Aim: Copy out every record below with complete accuracy.

Source data:

.....

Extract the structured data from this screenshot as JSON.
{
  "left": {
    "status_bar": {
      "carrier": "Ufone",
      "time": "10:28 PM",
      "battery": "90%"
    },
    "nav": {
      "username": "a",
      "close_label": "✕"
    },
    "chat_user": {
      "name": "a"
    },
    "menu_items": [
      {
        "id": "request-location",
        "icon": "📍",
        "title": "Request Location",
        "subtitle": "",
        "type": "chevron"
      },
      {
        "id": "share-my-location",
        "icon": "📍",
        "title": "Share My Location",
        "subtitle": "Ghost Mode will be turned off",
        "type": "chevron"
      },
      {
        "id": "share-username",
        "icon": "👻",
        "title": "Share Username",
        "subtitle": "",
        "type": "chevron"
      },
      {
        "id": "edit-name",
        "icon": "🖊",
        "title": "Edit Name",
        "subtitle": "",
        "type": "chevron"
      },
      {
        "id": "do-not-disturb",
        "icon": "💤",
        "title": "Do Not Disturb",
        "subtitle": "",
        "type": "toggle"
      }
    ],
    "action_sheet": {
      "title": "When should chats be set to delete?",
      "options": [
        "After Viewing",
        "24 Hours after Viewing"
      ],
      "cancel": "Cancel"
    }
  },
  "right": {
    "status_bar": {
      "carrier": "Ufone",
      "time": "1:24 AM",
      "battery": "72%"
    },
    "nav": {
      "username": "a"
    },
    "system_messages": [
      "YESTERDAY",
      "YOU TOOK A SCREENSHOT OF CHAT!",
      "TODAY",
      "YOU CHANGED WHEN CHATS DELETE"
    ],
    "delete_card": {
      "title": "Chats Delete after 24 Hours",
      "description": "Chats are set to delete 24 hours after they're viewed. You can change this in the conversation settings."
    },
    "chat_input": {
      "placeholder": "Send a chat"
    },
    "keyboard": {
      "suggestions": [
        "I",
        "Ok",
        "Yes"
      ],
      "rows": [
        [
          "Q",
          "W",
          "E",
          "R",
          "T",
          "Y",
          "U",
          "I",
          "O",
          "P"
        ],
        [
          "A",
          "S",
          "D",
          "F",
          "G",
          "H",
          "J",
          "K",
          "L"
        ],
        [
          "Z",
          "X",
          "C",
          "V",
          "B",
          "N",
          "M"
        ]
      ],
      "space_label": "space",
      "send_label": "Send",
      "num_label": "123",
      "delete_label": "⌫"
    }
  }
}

.....

Worked answer:
Extract the structured data from this screenshot as JSON.
{
  "left": {
    "status_bar": {
      "carrier": "Ufone",
      "time": "10:28 PM",
      "battery": "90%"
    },
    "nav": {
      "username": "a",
      "close_label": "✕"
    },
    "chat_user": {
      "name": "a"
    },
    "menu_items": [
      {
        "id": "request-location",
        "icon": "📍",
        "title": "Request Location",
        "subtitle": "",
        "type": "chevron"
      },
      {
        "id": "share-my-location",
        "icon": "📍",
        "title": "Share My Location",
        "subtitle": "Ghost Mode will be turned off",
        "type": "chevron"
      },
      {
        "id": "share-username",
        "icon": "👻",
        "title": "Share Username",
        "subtitle": "",
        "type": "chevron"
      },
      {
        "id": "edit-name",
        "icon": "🖊",
        "title": "Edit Name",
        "subtitle": "",
        "type": "chevron"
      },
      {
        "id": "do-not-disturb",
        "icon": "💤",
        "title": "Do Not Disturb",
        "subtitle": "",
        "type": "toggle"
      }
    ],
    "action_sheet": {
      "title": "When should chats be set to delete?",
      "options": [
        "After Viewing",
        "24 Hours after Viewing"
      ],
      "cancel": "Cancel"
    }
  },
  "right": {
    "status_bar": {
      "carrier": "Ufone",
      "time": "1:24 AM",
      "battery": "72%"
    },
    "nav": {
      "username": "a"
    },
    "system_messages": [
      "YESTERDAY",
      "YOU TOOK A SCREENSHOT OF CHAT!",
      "TODAY",
      "YOU CHANGED WHEN CHATS DELETE"
    ],
    "delete_card": {
      "title": "Chats Delete after 24 Hours",
      "description": "Chats are set to delete 24 hours after they're viewed. You can change this in the conversation settings."
    },
    "chat_input": {
      "placeholder": "Send a chat"
    },
    "keyboard": {
      "suggestions": [
        "I",
        "Ok",
        "Yes"
      ],
      "rows": [
        [
          "Q",
          "W",
          "E",
          "R",
          "T",
          "Y",
          "U",
          "I",
          "O",
          "P"
        ],
        [
          "A",
          "S",
          "D",
          "F",
          "G",
          "H",
          "J",
          "K",
          "L"
        ],
        [
          "Z",
          "X",
          "C",
          "V",
          "B",
          "N",
          "M"
        ]
      ],
      "space_label": "space",
      "send_label": "Send",
      "num_label": "123",
      "delete_label": "⌫"
    }
  }
}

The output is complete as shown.